--- What is expected ---
Write out the entries below once more, exactly.

--- Raw records ---
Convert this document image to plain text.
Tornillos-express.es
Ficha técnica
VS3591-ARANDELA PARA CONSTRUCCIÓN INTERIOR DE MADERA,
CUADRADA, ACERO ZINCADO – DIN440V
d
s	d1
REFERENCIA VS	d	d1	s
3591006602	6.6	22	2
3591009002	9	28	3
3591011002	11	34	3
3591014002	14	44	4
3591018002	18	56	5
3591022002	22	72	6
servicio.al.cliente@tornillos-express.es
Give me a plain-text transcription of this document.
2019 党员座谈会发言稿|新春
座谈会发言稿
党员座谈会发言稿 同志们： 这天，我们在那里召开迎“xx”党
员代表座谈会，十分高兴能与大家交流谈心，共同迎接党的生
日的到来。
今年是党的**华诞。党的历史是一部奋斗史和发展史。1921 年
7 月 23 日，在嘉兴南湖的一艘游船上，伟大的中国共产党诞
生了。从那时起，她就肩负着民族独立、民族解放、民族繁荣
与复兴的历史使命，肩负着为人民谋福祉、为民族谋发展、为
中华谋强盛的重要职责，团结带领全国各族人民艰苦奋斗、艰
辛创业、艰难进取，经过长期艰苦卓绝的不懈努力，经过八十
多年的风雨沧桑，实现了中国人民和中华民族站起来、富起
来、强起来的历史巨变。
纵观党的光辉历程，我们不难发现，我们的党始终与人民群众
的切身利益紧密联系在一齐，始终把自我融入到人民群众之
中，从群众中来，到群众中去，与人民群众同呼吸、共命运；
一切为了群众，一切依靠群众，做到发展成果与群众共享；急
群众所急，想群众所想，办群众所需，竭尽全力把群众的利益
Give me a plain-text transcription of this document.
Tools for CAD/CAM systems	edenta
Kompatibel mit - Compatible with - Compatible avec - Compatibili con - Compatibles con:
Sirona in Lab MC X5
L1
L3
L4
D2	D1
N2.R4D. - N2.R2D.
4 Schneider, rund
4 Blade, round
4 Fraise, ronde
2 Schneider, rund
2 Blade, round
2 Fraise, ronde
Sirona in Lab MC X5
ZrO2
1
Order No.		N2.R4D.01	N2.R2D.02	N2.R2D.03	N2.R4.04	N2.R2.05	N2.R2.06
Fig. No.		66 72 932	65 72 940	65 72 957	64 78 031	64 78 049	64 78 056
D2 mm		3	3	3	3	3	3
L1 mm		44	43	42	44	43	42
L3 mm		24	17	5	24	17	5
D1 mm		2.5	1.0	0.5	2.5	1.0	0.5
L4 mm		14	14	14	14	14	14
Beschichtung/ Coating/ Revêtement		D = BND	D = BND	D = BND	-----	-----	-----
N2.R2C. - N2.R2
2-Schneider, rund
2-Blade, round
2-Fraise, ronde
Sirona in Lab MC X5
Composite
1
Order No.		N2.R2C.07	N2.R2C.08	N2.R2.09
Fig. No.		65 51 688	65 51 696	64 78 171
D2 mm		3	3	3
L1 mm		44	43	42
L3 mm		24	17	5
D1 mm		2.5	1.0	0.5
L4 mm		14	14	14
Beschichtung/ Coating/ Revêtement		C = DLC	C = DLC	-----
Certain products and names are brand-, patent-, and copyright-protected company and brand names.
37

--- Task solution ---
Convert this document image to plain text.
Tornillos-express.es
Ficha técnica
VS3591-ARANDELA PARA CONSTRUCCIÓN INTERIOR DE MADERA,
CUADRADA, ACERO ZINCADO – DIN440V
d
s	d1
REFERENCIA VS	d	d1	s
3591006602	6.6	22	2
3591009002	9	28	3
3591011002	11	34	3
3591014002	14	44	4
3591018002	18	56	5
3591022002	22	72	6
servicio.al.cliente@tornillos-express.es
Give me a plain-text transcription of this document.
2019 党员座谈会发言稿|新春
座谈会发言稿
党员座谈会发言稿 同志们： 这天，我们在那里召开迎“xx”党
员代表座谈会，十分高兴能与大家交流谈心，共同迎接党的生
日的到来。
今年是党的**华诞。党的历史是一部奋斗史和发展史。1921 年
7 月 23 日，在嘉兴南湖的一艘游船上，伟大的中国共产党诞
生了。从那时起，她就肩负着民族独立、民族解放、民族繁荣
与复兴的历史使命，肩负着为人民谋福祉、为民族谋发展、为
中华谋强盛的重要职责，团结带领全国各族人民艰苦奋斗、艰
辛创业、艰难进取，经过长期艰苦卓绝的不懈努力，经过八十
多年的风雨沧桑，实现了中国人民和中华民族站起来、富起
来、强起来的历史巨变。
纵观党的光辉历程，我们不难发现，我们的党始终与人民群众
的切身利益紧密联系在一齐，始终把自我融入到人民群众之
中，从群众中来，到群众中去，与人民群众同呼吸、共命运；
一切为了群众，一切依靠群众，做到发展成果与群众共享；急
群众所急，想群众所想，办群众所需，竭尽全力把群众的利益
Give me a plain-text transcription of this document.
Tools for CAD/CAM systems	edenta
Kompatibel mit - Compatible with - Compatible avec - Compatibili con - Compatibles con:
Sirona in Lab MC X5
L1
L3
L4
D2	D1
N2.R4D. - N2.R2D.
4 Schneider, rund
4 Blade, round
4 Fraise, ronde
2 Schneider, rund
2 Blade, round
2 Fraise, ronde
Sirona in Lab MC X5
ZrO2
1
Order No.		N2.R4D.01	N2.R2D.02	N2.R2D.03	N2.R4.04	N2.R2.05	N2.R2.06
Fig. No.		66 72 932	65 72 940	65 72 957	64 78 031	64 78 049	64 78 056
D2 mm		3	3	3	3	3	3
L1 mm		44	43	42	44	43	42
L3 mm		24	17	5	24	17	5
D1 mm		2.5	1.0	0.5	2.5	1.0	0.5
L4 mm		14	14	14	14	14	14
Beschichtung/ Coating/ Revêtement		D = BND	D = BND	D = BND	-----	-----	-----
N2.R2C. - N2.R2
2-Schneider, rund
2-Blade, round
2-Fraise, ronde
Sirona in Lab MC X5
Composite
1
Order No.		N2.R2C.07	N2.R2C.08	N2.R2.09
Fig. No.		65 51 688	65 51 696	64 78 171
D2 mm		3	3	3
L1 mm		44	43	42
L3 mm		24	17	5
D1 mm		2.5	1.0	0.5
L4 mm		14	14	14
Beschichtung/ Coating/ Revêtement		C = DLC	C = DLC	-----
Certain products and names are brand-, patent-, and copyright-protected company and brand names.
37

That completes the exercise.